:: Source extract

You are here:
Linking the Physicochemical Properities of Titania with Its Biocidal Properities
Veronesi, B., C. Han, L. Putvin, M. Pelaez, H. Zamankhan, H. Choi, D. Betancourt, AND D. Dionysiou. Linking the Physicochemical Properities of Titania with Its Biocidal Properities. Presented at SOCIETY OF TOXICOLOGY MEETING, Phoenix, AZ, March 23 - 27, 2014.
This is a novel attempt to use cost effective, HTP screening models(bioluminescent bacteria) to link physicochemial properties of nanoparticles with their biocidal toxicity.
LINKING THE PHYSICOCHEMICAL PROPERTIES OF TITANIA WITH ITS BIOCIDAL PROPERTIES. C. Han1, L. Putvin2, M. Pelaez1, H. Zamankhan3, H. Choi3, D. Betancourt4a, D. Dionysiou1. B. Veronesi4b, 1 Department of Biomedical, Chemical and Environmental Engineering, University of Cincinnati, Cincinnati, OH, 2 Department of Biomedical Engineering, North Carolina State University, Raleigh, NC, 3Department of Civil Engineering, The University of Texas at Arlington, Arlington, TX and 4a National Risk Management Research Laboratory and 4bNational Health and Environmental Research Laboratory, U.S. Environmental Protection Agency, Research Triangle Park, NC, Modification of parent TiO2 nanoparticles is done to optimize photo-efficacy under either solar light or visible light illumination. However, cost effective and relevant, high throughput assays (HTP) are needed to test the modified materials for effectiveness and environmental risk. TiO2 nanoparticles are well known for their biocidal properties. A series of TiO2 materials with different crystal phase, size, porosity, and surface area were synthesized by sol-gel methods followed by calcination at temperatures ranging from 100-900 °C. Each material was characterized by conventional microscopy and physicochemical techniques. The materials exhibited pore volumes in the range 0.2-0.659 cm3/g, BET surface areas from 0.95 to 482 m2/g and crystalline size from 4.5 to 42.5 nm. To understand if the biocidal effectiveness of these materials related to physicochemical characteristics, a HTP assay was used that featured a gram negative, bioluminescent bacteria (vibrio fischeri). Viability measures of these organisms were collected after a 30 and 60 min exposure to each material (500-2000 g ml-1). The anatase crystal phase was consistently more toxic than rutile phase. Linear regression analyses indicated that across all concentrations, the highest correlation between toxicity and the individual physical characteristic occurred in the following rank order (highest to lowest): porosity>surface area>>particle size. Such data sets may be helpful in the future design of metal oxides with controlled biocidal properties. This abstract does not reflect the views and policies of the USEPA.

::::

## Exercise aim
According to the titania abstract, which crystal phase of TiO2 was consistently more toxic to the bacteria?

:: Data

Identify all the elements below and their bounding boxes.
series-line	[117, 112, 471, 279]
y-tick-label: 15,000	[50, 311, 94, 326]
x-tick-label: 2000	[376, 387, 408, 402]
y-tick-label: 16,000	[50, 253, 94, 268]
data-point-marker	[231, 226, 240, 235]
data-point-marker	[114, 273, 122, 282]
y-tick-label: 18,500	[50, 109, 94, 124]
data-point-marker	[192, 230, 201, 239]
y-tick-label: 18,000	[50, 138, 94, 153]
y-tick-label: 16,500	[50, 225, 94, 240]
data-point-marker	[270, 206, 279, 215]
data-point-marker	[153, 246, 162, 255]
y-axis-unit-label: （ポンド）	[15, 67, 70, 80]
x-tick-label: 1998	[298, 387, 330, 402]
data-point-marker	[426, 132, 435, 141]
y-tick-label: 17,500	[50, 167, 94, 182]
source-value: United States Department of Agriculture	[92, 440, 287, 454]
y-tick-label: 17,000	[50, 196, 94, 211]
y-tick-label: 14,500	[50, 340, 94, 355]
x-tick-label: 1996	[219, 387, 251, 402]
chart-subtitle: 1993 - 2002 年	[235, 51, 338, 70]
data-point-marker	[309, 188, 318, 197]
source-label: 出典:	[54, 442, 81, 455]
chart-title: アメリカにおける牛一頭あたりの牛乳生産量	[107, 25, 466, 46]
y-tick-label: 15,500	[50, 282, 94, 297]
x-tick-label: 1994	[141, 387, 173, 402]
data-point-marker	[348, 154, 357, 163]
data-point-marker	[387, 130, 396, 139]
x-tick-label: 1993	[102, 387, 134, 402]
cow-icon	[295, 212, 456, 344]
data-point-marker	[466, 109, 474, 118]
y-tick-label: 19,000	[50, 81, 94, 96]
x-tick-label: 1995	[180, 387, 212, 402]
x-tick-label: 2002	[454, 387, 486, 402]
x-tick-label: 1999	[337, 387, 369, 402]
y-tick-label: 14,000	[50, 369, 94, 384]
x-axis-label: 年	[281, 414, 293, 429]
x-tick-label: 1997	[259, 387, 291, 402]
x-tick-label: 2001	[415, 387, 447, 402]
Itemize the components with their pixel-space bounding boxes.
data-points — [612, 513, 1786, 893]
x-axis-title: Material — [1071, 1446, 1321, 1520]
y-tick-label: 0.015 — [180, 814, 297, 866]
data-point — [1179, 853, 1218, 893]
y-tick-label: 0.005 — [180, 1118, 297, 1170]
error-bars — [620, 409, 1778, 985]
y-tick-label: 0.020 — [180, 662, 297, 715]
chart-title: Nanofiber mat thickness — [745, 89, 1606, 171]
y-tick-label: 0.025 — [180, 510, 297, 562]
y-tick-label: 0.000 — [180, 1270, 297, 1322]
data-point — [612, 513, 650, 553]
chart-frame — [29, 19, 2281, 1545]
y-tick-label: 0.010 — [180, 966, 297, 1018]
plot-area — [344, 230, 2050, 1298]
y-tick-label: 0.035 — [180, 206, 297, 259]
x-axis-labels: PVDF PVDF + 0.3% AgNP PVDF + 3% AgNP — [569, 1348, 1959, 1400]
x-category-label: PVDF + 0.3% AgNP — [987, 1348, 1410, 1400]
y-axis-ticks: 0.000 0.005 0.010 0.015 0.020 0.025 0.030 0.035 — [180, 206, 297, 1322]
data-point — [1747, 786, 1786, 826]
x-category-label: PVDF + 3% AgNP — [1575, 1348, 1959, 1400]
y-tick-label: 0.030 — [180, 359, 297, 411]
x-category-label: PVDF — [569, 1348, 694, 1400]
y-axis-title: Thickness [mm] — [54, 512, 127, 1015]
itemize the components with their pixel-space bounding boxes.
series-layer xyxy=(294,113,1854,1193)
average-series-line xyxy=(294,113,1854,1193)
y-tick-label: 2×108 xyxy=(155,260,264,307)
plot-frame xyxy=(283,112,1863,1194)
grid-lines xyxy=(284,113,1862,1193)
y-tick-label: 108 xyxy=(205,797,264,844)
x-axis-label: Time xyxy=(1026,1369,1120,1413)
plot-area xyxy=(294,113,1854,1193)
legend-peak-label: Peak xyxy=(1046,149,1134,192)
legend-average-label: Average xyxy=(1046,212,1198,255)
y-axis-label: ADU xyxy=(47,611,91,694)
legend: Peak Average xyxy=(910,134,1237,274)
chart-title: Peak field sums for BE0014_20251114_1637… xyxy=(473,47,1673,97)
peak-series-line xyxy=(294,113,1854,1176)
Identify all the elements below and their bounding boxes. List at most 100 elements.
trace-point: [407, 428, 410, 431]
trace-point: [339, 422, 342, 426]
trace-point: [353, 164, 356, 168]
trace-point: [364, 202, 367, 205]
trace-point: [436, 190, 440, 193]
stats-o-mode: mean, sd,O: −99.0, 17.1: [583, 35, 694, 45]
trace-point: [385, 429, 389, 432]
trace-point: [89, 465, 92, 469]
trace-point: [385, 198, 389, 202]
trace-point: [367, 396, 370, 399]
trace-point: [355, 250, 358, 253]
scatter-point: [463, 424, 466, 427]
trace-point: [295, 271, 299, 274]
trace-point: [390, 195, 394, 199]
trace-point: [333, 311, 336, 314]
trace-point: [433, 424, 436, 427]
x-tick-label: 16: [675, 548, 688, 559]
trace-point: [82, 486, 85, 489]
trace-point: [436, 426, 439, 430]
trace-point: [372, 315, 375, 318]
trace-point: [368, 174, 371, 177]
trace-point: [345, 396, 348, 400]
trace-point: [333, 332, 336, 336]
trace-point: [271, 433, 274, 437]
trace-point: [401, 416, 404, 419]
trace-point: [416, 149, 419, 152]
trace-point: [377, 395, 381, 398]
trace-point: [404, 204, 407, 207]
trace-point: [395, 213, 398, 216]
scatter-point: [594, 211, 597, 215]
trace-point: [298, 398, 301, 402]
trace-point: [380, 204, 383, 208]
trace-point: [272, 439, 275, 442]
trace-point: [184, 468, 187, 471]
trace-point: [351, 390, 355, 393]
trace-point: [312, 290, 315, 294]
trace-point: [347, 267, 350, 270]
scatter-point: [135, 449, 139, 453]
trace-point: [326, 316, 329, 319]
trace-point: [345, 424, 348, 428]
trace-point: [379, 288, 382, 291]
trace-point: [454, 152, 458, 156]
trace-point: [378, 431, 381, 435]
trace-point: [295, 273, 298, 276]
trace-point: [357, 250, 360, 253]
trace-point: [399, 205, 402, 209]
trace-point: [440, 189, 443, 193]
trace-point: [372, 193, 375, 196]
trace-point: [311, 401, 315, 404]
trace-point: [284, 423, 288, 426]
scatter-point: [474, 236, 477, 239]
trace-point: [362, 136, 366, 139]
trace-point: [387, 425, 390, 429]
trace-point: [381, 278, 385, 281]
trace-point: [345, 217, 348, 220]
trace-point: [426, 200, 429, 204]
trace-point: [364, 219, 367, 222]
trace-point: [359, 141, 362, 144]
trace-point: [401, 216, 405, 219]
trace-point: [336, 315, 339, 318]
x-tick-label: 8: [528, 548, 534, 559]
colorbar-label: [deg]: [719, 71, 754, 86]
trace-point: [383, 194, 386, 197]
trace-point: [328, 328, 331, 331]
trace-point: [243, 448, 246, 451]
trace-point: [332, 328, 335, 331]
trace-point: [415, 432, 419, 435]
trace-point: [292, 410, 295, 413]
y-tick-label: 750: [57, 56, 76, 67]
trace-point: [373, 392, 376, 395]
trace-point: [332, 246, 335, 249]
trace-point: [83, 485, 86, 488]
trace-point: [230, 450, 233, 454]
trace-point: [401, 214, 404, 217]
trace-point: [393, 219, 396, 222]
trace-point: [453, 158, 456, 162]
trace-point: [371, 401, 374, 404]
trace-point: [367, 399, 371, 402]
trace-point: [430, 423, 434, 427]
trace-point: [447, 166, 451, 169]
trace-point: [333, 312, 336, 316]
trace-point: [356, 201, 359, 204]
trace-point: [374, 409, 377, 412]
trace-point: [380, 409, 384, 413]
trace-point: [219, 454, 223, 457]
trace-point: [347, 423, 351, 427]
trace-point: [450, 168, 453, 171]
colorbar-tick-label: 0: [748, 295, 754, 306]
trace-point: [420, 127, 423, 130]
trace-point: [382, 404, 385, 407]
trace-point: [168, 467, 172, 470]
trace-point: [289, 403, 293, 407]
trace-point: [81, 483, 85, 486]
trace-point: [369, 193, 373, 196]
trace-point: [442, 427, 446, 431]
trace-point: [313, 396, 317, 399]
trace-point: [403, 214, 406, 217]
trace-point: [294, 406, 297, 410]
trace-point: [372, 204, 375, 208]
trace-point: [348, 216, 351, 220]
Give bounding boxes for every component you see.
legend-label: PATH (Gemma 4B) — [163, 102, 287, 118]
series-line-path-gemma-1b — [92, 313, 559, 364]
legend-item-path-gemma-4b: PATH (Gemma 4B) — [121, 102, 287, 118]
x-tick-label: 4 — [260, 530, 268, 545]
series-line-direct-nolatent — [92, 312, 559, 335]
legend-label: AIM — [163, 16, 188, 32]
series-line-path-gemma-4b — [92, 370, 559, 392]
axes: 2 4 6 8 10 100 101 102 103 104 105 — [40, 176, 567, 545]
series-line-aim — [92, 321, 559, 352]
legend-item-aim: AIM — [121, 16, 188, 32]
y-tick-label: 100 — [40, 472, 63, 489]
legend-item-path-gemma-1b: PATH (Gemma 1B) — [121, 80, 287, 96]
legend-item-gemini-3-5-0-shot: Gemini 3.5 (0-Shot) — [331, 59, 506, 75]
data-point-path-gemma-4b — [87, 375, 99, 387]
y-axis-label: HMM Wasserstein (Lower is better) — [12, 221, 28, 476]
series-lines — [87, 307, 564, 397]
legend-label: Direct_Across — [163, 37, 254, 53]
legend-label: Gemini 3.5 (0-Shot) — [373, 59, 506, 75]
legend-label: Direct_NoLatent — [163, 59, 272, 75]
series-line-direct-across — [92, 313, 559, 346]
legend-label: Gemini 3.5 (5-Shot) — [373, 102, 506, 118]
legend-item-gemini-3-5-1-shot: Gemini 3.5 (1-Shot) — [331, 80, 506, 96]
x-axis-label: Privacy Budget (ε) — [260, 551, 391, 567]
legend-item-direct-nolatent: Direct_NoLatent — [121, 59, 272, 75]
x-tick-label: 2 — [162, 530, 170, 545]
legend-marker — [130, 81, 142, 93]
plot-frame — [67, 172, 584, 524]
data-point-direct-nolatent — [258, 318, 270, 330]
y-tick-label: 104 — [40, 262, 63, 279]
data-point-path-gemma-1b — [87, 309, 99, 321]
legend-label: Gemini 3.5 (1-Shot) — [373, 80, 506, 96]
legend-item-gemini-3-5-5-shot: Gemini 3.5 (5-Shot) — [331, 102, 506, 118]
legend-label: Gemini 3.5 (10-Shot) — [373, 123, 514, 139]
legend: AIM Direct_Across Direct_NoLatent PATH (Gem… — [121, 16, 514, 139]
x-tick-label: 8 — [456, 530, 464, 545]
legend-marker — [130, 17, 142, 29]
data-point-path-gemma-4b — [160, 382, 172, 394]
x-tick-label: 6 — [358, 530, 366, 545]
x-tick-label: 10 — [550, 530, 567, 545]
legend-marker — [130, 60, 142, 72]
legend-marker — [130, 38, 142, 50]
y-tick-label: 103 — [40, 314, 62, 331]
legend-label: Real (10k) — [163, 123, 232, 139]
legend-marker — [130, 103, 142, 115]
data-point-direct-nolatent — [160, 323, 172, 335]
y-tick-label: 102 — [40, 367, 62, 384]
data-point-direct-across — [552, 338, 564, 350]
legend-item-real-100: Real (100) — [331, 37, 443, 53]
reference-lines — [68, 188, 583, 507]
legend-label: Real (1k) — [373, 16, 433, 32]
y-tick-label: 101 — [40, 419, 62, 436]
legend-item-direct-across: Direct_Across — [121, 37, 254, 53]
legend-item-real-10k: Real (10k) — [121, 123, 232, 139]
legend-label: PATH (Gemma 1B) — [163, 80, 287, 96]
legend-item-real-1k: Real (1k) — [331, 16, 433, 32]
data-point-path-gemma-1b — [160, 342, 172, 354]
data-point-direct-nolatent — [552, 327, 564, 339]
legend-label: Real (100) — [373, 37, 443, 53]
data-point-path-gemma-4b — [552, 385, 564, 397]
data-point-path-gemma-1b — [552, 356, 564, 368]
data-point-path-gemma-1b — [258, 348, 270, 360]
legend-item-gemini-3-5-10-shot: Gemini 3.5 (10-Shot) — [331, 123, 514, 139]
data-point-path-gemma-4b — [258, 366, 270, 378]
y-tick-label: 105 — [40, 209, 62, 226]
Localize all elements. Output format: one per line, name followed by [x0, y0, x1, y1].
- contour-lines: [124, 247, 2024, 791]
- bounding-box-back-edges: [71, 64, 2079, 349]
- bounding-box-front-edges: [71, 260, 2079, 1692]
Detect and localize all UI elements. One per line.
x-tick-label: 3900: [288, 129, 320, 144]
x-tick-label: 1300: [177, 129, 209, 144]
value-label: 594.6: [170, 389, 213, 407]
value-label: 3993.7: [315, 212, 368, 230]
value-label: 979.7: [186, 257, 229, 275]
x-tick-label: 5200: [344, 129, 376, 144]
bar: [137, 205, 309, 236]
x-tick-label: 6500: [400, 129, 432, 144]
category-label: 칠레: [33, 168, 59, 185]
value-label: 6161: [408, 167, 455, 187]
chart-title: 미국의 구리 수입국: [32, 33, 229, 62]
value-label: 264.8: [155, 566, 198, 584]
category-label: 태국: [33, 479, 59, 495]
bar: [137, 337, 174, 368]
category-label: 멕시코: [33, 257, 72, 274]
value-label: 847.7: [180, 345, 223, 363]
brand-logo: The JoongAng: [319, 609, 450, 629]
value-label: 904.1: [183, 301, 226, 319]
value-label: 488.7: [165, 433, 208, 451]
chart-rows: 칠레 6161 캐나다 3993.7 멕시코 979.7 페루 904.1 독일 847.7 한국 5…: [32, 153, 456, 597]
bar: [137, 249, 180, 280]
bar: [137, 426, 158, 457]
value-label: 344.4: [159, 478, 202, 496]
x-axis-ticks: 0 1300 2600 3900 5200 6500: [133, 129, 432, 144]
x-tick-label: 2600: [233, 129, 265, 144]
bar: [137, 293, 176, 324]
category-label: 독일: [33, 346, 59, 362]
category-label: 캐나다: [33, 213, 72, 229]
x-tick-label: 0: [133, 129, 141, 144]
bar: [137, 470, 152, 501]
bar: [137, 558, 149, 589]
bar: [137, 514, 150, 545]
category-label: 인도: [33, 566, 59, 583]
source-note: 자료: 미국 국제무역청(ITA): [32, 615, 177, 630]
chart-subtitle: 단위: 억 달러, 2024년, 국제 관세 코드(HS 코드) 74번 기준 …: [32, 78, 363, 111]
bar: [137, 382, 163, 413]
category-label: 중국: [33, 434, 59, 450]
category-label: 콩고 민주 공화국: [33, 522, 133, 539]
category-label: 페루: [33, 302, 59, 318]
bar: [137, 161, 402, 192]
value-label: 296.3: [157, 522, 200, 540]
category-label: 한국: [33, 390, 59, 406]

::::

## Response area
The anatase phase.